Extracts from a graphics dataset
════

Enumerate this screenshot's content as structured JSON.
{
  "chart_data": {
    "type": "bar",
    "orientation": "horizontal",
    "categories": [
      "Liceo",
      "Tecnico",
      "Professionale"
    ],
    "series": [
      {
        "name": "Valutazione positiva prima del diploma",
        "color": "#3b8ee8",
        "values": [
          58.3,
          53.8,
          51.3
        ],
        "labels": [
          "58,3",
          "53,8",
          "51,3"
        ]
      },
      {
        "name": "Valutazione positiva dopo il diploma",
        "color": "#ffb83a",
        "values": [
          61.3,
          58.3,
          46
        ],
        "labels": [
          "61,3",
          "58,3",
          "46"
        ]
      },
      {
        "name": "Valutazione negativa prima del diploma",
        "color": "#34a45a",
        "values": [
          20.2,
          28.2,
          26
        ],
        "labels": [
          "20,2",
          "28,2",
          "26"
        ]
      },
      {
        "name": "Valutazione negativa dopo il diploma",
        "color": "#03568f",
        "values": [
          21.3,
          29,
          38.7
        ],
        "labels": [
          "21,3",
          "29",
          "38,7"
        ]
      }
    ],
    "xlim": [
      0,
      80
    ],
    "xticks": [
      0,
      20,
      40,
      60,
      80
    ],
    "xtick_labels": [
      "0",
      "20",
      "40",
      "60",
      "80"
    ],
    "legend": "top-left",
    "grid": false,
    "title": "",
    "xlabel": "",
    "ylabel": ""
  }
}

════

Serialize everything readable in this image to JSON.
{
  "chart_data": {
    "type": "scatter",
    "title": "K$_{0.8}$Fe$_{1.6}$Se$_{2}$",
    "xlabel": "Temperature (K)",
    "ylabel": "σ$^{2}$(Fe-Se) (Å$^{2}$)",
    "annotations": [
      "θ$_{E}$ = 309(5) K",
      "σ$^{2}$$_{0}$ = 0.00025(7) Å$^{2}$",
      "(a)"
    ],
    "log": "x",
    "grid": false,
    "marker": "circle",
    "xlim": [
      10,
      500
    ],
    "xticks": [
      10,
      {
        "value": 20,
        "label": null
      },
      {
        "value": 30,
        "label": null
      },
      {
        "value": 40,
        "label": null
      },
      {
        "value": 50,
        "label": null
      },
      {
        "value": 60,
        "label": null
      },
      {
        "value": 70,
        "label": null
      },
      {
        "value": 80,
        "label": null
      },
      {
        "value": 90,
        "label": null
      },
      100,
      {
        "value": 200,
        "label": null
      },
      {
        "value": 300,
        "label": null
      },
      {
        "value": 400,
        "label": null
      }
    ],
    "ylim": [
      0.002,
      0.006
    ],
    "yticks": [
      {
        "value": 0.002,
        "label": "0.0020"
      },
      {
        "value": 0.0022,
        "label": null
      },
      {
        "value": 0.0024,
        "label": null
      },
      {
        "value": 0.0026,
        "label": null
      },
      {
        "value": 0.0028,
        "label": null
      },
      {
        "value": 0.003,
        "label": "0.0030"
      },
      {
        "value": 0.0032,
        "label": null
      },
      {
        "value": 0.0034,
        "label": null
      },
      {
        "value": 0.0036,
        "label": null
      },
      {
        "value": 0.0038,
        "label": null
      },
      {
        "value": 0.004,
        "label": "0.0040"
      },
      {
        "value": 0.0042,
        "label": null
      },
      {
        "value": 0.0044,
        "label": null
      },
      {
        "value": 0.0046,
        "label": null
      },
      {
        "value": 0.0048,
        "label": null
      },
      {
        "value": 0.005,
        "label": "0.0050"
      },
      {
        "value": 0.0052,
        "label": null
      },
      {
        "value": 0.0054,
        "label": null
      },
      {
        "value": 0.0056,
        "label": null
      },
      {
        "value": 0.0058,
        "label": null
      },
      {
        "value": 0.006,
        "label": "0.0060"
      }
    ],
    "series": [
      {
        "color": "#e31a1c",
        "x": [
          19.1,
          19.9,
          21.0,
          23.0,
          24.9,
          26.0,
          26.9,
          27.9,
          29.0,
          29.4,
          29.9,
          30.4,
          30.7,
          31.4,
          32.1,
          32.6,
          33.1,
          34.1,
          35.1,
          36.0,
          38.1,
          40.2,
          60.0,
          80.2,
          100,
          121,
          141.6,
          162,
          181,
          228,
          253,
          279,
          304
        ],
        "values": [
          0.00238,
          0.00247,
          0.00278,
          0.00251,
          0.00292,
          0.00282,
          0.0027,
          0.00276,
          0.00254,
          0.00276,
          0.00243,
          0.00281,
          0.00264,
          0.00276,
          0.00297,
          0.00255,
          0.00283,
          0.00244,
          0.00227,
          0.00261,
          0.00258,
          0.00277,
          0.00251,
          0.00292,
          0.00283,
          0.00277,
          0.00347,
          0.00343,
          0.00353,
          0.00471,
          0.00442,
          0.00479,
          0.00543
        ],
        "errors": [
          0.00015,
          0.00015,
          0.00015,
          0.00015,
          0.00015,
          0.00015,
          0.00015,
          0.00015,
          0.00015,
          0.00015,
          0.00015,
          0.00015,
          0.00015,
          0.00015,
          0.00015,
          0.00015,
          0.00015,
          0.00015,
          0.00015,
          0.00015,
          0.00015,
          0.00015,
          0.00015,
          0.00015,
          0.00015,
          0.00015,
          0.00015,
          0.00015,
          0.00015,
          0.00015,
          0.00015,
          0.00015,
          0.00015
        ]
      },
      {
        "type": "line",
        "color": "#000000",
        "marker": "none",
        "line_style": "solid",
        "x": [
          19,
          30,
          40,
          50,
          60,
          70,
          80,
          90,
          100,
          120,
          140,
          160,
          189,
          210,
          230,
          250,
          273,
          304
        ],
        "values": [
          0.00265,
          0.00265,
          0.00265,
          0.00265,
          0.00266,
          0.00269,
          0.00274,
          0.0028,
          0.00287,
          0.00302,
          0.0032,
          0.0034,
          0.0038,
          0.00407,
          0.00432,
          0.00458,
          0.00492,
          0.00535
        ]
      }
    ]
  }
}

════

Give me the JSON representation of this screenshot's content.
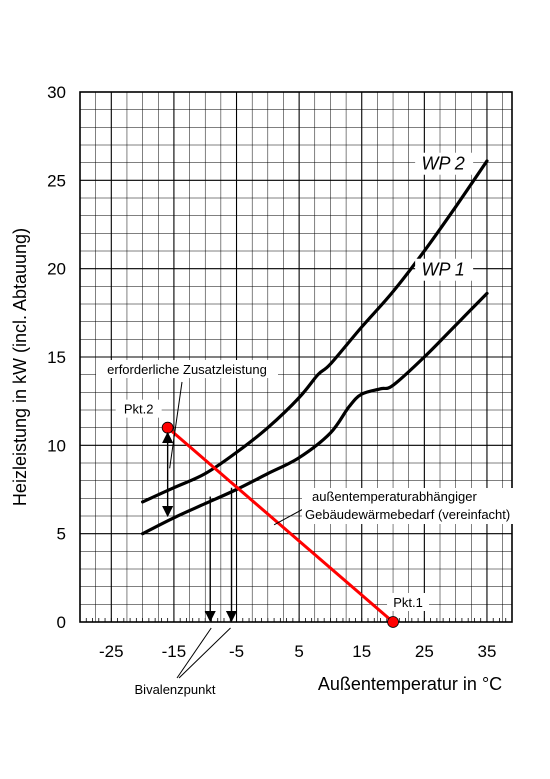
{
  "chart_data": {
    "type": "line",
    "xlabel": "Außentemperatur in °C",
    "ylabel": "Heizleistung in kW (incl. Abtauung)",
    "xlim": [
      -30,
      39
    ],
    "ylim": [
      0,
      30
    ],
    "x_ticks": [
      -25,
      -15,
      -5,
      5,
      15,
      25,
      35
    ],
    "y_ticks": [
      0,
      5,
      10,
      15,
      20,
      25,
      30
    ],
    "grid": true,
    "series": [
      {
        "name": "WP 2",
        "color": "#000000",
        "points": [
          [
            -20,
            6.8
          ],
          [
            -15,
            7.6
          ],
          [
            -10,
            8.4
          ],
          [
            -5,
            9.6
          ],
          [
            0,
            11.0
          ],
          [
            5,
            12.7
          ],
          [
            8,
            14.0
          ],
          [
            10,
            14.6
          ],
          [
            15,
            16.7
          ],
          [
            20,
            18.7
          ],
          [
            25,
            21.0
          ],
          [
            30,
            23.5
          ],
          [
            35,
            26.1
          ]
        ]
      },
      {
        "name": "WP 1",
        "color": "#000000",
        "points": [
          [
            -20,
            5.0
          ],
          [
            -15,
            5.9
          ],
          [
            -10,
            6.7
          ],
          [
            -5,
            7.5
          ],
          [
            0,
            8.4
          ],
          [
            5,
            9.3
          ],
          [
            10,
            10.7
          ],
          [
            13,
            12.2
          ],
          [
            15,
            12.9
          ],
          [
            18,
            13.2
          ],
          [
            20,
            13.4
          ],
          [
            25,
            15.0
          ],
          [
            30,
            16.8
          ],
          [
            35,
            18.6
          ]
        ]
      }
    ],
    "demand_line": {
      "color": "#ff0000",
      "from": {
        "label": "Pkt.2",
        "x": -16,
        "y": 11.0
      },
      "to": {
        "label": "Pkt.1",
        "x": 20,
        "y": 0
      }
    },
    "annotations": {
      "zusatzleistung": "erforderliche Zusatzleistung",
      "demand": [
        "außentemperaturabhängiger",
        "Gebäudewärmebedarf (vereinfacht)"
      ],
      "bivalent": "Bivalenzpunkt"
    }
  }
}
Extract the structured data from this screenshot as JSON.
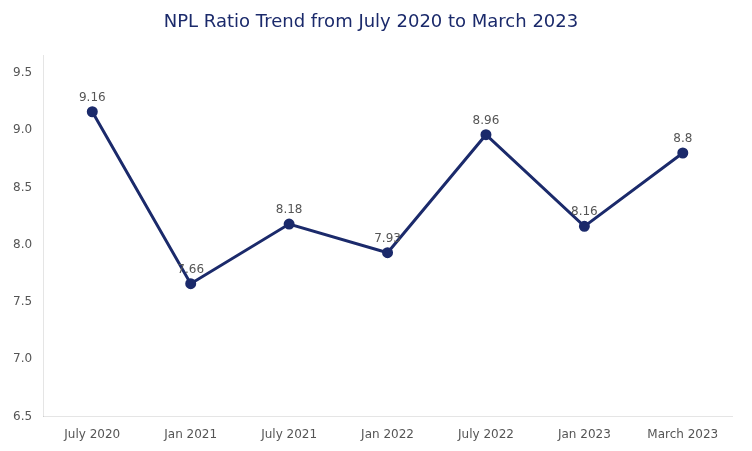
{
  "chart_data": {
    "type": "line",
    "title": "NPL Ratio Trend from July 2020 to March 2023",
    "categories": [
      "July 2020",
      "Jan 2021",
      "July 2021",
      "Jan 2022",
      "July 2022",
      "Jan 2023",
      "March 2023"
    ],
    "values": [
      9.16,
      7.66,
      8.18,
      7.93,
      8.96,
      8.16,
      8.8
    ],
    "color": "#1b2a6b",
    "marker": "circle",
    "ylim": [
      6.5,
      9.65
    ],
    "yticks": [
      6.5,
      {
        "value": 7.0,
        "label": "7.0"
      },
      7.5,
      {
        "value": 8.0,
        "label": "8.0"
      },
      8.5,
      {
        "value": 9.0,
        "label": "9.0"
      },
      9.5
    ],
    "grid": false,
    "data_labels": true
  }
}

════

Locate the lines above that hold the word "negativa". Show every one of them.

__RESPONSE FOR THIS EXERCISE__
        "name": "Valutazione negativa prima del diploma",
        "name": "Valutazione negativa dopo il diploma",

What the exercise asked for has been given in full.